What you should do
Each entry below should be reproduced character for character.

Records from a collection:
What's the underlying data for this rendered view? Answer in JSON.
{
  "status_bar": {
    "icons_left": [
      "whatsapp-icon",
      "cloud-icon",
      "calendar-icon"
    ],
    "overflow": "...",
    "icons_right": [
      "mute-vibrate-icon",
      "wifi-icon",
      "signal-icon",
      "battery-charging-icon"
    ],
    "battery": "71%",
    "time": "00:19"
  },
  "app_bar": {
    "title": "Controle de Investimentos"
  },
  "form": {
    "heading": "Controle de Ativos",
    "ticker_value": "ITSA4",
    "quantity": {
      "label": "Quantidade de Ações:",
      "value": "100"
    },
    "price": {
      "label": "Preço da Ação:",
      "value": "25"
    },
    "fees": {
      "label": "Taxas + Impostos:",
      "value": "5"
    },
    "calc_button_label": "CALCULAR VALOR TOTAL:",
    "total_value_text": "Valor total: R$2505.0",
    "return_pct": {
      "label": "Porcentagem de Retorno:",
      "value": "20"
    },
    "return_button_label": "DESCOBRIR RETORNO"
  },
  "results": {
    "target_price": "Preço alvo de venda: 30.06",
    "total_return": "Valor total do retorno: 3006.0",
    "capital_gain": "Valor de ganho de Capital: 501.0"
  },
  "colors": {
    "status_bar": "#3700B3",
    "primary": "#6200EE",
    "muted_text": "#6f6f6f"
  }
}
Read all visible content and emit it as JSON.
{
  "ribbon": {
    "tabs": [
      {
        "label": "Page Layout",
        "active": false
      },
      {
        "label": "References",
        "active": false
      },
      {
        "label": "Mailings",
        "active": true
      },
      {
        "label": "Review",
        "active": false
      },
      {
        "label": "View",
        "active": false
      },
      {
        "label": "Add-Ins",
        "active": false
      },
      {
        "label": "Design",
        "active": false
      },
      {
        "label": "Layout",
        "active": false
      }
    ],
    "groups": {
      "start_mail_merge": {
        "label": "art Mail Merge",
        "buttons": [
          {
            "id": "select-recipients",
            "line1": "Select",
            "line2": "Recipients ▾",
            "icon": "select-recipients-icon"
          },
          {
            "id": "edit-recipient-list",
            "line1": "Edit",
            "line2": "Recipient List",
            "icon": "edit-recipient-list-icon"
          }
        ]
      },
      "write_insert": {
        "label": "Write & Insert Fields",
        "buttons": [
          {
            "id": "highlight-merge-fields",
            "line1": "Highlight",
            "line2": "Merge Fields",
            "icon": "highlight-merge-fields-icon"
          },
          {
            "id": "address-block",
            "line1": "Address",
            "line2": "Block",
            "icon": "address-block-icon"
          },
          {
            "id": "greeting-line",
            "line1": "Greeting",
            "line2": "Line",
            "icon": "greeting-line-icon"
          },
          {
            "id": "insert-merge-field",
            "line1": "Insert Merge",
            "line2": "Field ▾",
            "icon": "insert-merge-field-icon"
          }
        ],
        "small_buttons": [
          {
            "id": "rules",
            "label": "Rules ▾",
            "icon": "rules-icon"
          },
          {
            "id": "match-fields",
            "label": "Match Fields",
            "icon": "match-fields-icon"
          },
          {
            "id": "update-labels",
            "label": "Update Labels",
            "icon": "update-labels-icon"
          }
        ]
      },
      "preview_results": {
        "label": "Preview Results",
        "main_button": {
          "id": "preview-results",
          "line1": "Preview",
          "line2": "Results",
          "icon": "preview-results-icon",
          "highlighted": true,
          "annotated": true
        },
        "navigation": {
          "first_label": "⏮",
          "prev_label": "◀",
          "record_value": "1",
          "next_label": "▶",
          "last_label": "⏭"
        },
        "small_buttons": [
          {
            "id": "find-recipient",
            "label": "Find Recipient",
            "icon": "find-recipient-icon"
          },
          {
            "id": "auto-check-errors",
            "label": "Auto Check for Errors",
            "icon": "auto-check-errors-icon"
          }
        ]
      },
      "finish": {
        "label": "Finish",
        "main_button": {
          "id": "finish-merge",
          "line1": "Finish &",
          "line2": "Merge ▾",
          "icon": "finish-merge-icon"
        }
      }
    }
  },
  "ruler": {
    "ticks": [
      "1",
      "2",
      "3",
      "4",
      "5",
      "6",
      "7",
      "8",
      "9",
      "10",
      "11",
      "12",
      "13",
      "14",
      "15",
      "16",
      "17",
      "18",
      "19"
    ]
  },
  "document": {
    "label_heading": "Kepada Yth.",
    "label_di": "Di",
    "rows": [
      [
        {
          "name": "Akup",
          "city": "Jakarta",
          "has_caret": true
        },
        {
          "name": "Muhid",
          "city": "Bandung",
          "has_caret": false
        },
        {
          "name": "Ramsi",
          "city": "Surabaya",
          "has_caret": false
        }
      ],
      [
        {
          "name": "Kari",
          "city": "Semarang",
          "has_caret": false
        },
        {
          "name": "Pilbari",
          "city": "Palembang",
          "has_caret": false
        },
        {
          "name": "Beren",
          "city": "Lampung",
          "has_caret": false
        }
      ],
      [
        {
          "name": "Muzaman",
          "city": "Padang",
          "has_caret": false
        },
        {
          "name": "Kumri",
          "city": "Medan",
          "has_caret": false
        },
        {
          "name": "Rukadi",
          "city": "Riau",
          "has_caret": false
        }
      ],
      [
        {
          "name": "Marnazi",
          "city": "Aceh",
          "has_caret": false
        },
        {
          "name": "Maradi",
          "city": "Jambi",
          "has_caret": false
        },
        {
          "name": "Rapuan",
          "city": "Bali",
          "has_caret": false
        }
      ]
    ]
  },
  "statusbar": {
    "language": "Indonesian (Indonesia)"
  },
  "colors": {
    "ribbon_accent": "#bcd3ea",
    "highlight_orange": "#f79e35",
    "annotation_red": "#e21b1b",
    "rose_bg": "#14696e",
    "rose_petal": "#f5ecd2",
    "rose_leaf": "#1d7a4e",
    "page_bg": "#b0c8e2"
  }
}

Result of this exercise
What's the underlying data for this rendered view? Answer in JSON.
{
  "status_bar": {
    "icons_left": [
      "whatsapp-icon",
      "cloud-icon",
      "calendar-icon"
    ],
    "overflow": "...",
    "icons_right": [
      "mute-vibrate-icon",
      "wifi-icon",
      "signal-icon",
      "battery-charging-icon"
    ],
    "battery": "71%",
    "time": "00:19"
  },
  "app_bar": {
    "title": "Controle de Investimentos"
  },
  "form": {
    "heading": "Controle de Ativos",
    "ticker_value": "ITSA4",
    "quantity": {
      "label": "Quantidade de Ações:",
      "value": "100"
    },
    "price": {
      "label": "Preço da Ação:",
      "value": "25"
    },
    "fees": {
      "label": "Taxas + Impostos:",
      "value": "5"
    },
    "calc_button_label": "CALCULAR VALOR TOTAL:",
    "total_value_text": "Valor total: R$2505.0",
    "return_pct": {
      "label": "Porcentagem de Retorno:",
      "value": "20"
    },
    "return_button_label": "DESCOBRIR RETORNO"
  },
  "results": {
    "target_price": "Preço alvo de venda: 30.06",
    "total_return": "Valor total do retorno: 3006.0",
    "capital_gain": "Valor de ganho de Capital: 501.0"
  },
  "colors": {
    "status_bar": "#3700B3",
    "primary": "#6200EE",
    "muted_text": "#6f6f6f"
  }
}
Read all visible content and emit it as JSON.
{
  "ribbon": {
    "tabs": [
      {
        "label": "Page Layout",
        "active": false
      },
      {
        "label": "References",
        "active": false
      },
      {
        "label": "Mailings",
        "active": true
      },
      {
        "label": "Review",
        "active": false
      },
      {
        "label": "View",
        "active": false
      },
      {
        "label": "Add-Ins",
        "active": false
      },
      {
        "label": "Design",
        "active": false
      },
      {
        "label": "Layout",
        "active": false
      }
    ],
    "groups": {
      "start_mail_merge": {
        "label": "art Mail Merge",
        "buttons": [
          {
            "id": "select-recipients",
            "line1": "Select",
            "line2": "Recipients ▾",
            "icon": "select-recipients-icon"
          },
          {
            "id": "edit-recipient-list",
            "line1": "Edit",
            "line2": "Recipient List",
            "icon": "edit-recipient-list-icon"
          }
        ]
      },
      "write_insert": {
        "label": "Write & Insert Fields",
        "buttons": [
          {
            "id": "highlight-merge-fields",
            "line1": "Highlight",
            "line2": "Merge Fields",
            "icon": "highlight-merge-fields-icon"
          },
          {
            "id": "address-block",
            "line1": "Address",
            "line2": "Block",
            "icon": "address-block-icon"
          },
          {
            "id": "greeting-line",
            "line1": "Greeting",
            "line2": "Line",
            "icon": "greeting-line-icon"
          },
          {
            "id": "insert-merge-field",
            "line1": "Insert Merge",
            "line2": "Field ▾",
            "icon": "insert-merge-field-icon"
          }
        ],
        "small_buttons": [
          {
            "id": "rules",
            "label": "Rules ▾",
            "icon": "rules-icon"
          },
          {
            "id": "match-fields",
            "label": "Match Fields",
            "icon": "match-fields-icon"
          },
          {
            "id": "update-labels",
            "label": "Update Labels",
            "icon": "update-labels-icon"
          }
        ]
      },
      "preview_results": {
        "label": "Preview Results",
        "main_button": {
          "id": "preview-results",
          "line1": "Preview",
          "line2": "Results",
          "icon": "preview-results-icon",
          "highlighted": true,
          "annotated": true
        },
        "navigation": {
          "first_label": "⏮",
          "prev_label": "◀",
          "record_value": "1",
          "next_label": "▶",
          "last_label": "⏭"
        },
        "small_buttons": [
          {
            "id": "find-recipient",
            "label": "Find Recipient",
            "icon": "find-recipient-icon"
          },
          {
            "id": "auto-check-errors",
            "label": "Auto Check for Errors",
            "icon": "auto-check-errors-icon"
          }
        ]
      },
      "finish": {
        "label": "Finish",
        "main_button": {
          "id": "finish-merge",
          "line1": "Finish &",
          "line2": "Merge ▾",
          "icon": "finish-merge-icon"
        }
      }
    }
  },
  "ruler": {
    "ticks": [
      "1",
      "2",
      "3",
      "4",
      "5",
      "6",
      "7",
      "8",
      "9",
      "10",
      "11",
      "12",
      "13",
      "14",
      "15",
      "16",
      "17",
      "18",
      "19"
    ]
  },
  "document": {
    "label_heading": "Kepada Yth.",
    "label_di": "Di",
    "rows": [
      [
        {
          "name": "Akup",
          "city": "Jakarta",
          "has_caret": true
        },
        {
          "name": "Muhid",
          "city": "Bandung",
          "has_caret": false
        },
        {
          "name": "Ramsi",
          "city": "Surabaya",
          "has_caret": false
        }
      ],
      [
        {
          "name": "Kari",
          "city": "Semarang",
          "has_caret": false
        },
        {
          "name": "Pilbari",
          "city": "Palembang",
          "has_caret": false
        },
        {
          "name": "Beren",
          "city": "Lampung",
          "has_caret": false
        }
      ],
      [
        {
          "name": "Muzaman",
          "city": "Padang",
          "has_caret": false
        },
        {
          "name": "Kumri",
          "city": "Medan",
          "has_caret": false
        },
        {
          "name": "Rukadi",
          "city": "Riau",
          "has_caret": false
        }
      ],
      [
        {
          "name": "Marnazi",
          "city": "Aceh",
          "has_caret": false
        },
        {
          "name": "Maradi",
          "city": "Jambi",
          "has_caret": false
        },
        {
          "name": "Rapuan",
          "city": "Bali",
          "has_caret": false
        }
      ]
    ]
  },
  "statusbar": {
    "language": "Indonesian (Indonesia)"
  },
  "colors": {
    "ribbon_accent": "#bcd3ea",
    "highlight_orange": "#f79e35",
    "annotation_red": "#e21b1b",
    "rose_bg": "#14696e",
    "rose_petal": "#f5ecd2",
    "rose_leaf": "#1d7a4e",
    "page_bg": "#b0c8e2"
  }
}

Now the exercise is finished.